Comparing South Park to The Simpsons is like comparing cheesy poofs to doughnuts. Both are delicious, rich, and stay with you even after they’re finished. (Gross!) So how can we possibly determine which is the more superior animated comedy? It’s a tough debate, but Sandra Gonzalez and I attempted to name a victor. So read on, neighbor-inos, and let us know what you think in the comments below, m’kay?

(This is part of an ongoing series of posts in which EW writers debate the most defining pop culture rivalries. Past subjects have included Britney Spears/Christina Aguilera, Schwarzenegger/Stallone, Godfather/Goodfellas, Movies/Videogames, and the neverending boy-band battle between ‘N Sync and the Backstreet Boys. Come back here Thursday for more exciting face-offs!)

Set problem a
Among the entries, copy word for word the stretch that opens with the line containing "row-label: 收款银行 xyxy=(202,362,263,380)" and closes with the line containing "amount-value: 300.00元 xyxy=(822,295,935,324)", both lines included.

Rows
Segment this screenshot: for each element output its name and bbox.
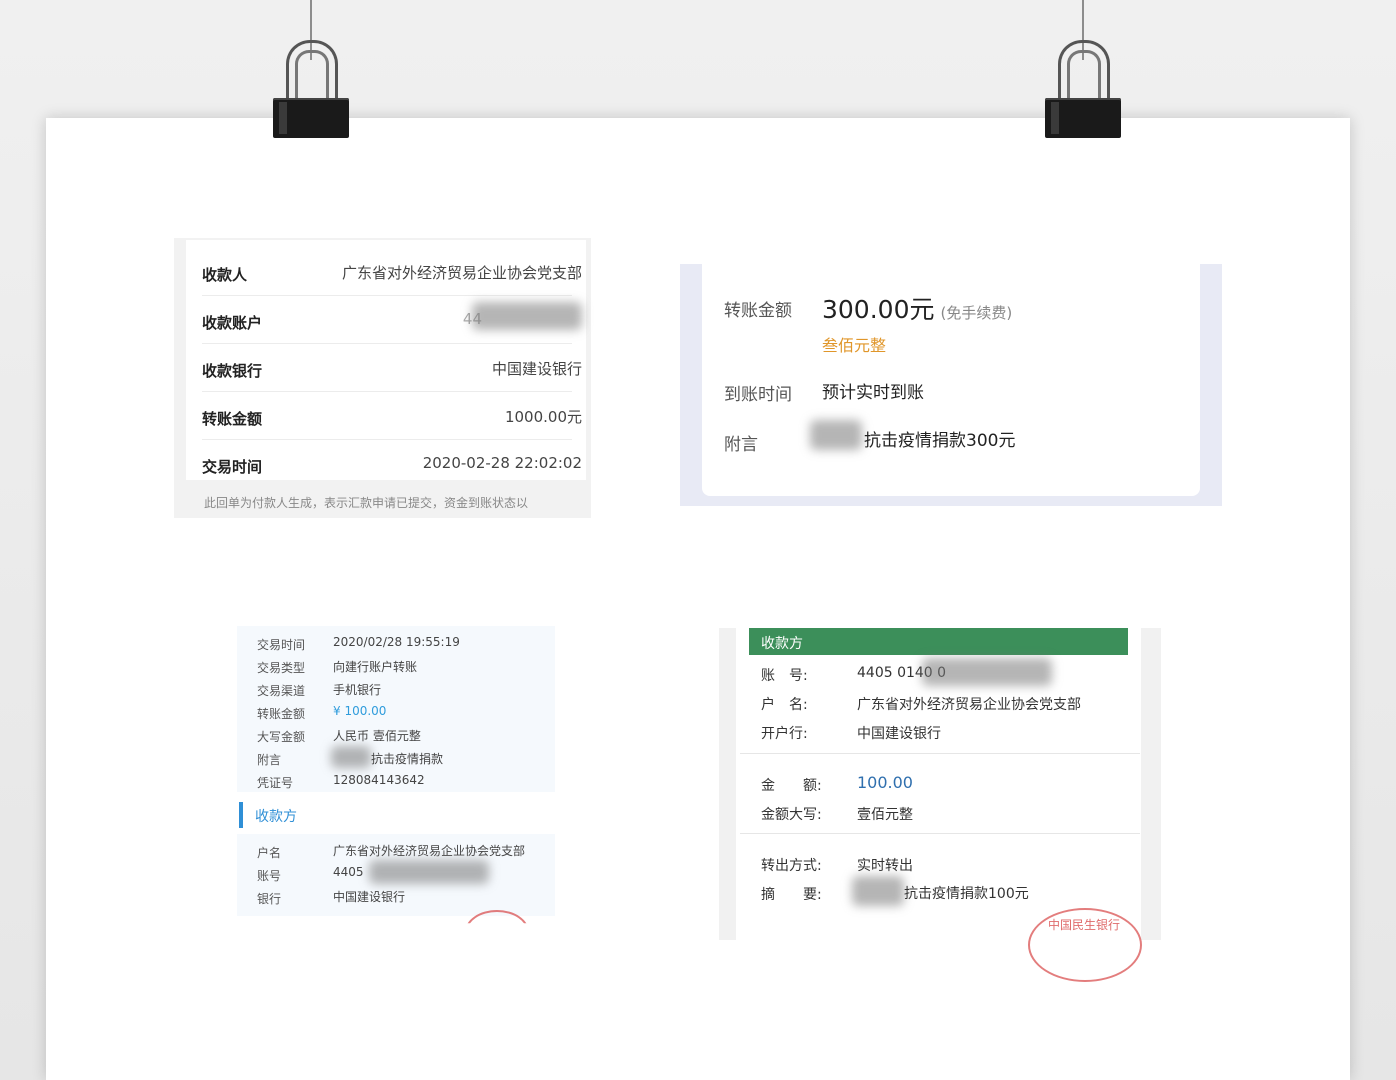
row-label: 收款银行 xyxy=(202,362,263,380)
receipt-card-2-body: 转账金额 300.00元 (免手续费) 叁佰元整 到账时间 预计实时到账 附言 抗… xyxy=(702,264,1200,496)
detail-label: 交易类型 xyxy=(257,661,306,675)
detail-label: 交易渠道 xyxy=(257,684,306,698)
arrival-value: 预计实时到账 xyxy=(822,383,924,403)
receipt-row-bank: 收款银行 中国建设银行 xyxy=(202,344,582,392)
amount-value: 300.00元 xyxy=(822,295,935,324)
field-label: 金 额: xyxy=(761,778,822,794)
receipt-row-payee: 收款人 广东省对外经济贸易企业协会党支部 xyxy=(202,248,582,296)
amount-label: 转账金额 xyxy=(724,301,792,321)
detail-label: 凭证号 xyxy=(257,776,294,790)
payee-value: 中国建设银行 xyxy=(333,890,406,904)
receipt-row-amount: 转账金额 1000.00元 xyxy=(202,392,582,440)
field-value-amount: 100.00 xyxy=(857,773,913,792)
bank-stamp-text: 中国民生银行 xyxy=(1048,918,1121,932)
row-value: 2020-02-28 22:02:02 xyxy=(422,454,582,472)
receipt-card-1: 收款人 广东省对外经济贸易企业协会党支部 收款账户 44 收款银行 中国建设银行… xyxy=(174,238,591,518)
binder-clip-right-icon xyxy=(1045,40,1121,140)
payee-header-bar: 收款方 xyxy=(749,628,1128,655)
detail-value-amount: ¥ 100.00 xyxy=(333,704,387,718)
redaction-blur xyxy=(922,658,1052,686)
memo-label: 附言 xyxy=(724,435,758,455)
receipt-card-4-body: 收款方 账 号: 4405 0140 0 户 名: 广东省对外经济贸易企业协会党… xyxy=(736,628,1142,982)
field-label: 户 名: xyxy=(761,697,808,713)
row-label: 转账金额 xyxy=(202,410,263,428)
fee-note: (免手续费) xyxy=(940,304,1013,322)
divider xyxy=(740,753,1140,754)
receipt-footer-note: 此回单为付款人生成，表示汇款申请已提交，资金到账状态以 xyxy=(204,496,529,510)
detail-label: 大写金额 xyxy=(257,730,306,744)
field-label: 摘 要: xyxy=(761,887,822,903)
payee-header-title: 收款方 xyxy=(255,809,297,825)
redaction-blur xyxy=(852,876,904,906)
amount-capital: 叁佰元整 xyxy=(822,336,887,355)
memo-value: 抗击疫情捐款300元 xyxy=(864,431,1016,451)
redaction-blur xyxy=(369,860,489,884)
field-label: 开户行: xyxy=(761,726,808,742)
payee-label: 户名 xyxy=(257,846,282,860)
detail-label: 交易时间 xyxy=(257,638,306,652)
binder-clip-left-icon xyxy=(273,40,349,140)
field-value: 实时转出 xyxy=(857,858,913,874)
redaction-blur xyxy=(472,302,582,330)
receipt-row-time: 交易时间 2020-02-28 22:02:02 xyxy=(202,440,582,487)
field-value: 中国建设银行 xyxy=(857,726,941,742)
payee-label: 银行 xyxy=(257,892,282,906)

Set problem b
Decide whether each statement agrees with the passage comparing South Park and The Simpsons. Answer yes or no for each and quote the words of the passage that settle it.
(i) Sandra Gonzalez took part in the attempt to pick a winner.
(ii) Schwarzenegger/Stallone was an earlier subject in the series.
(iii) Readers are told to return on Friday for more face-offs.

Written solution a
row-label: 收款银行 xyxy=(202,362,263,380)
receipt-card-2-body: 转账金额 300.00元 (免手续费) 叁佰元整 到账时间 预计实时到账 附言 抗… xyxy=(702,264,1200,496)
detail-label: 交易类型 xyxy=(257,661,306,675)
detail-label: 交易渠道 xyxy=(257,684,306,698)
arrival-value: 预计实时到账 xyxy=(822,383,924,403)
receipt-row-bank: 收款银行 中国建设银行 xyxy=(202,344,582,392)
amount-value: 300.00元 xyxy=(822,295,935,324)

Written solution b
(i) Yes: "Sandra Gonzalez and I attempted to name a victor."
(ii) Yes: "Past subjects have included Britney Spears/Christina Aguilera, Schwarzenegger/Stallone"
(iii) No: "Come back here Thursday for more exciting face-offs!"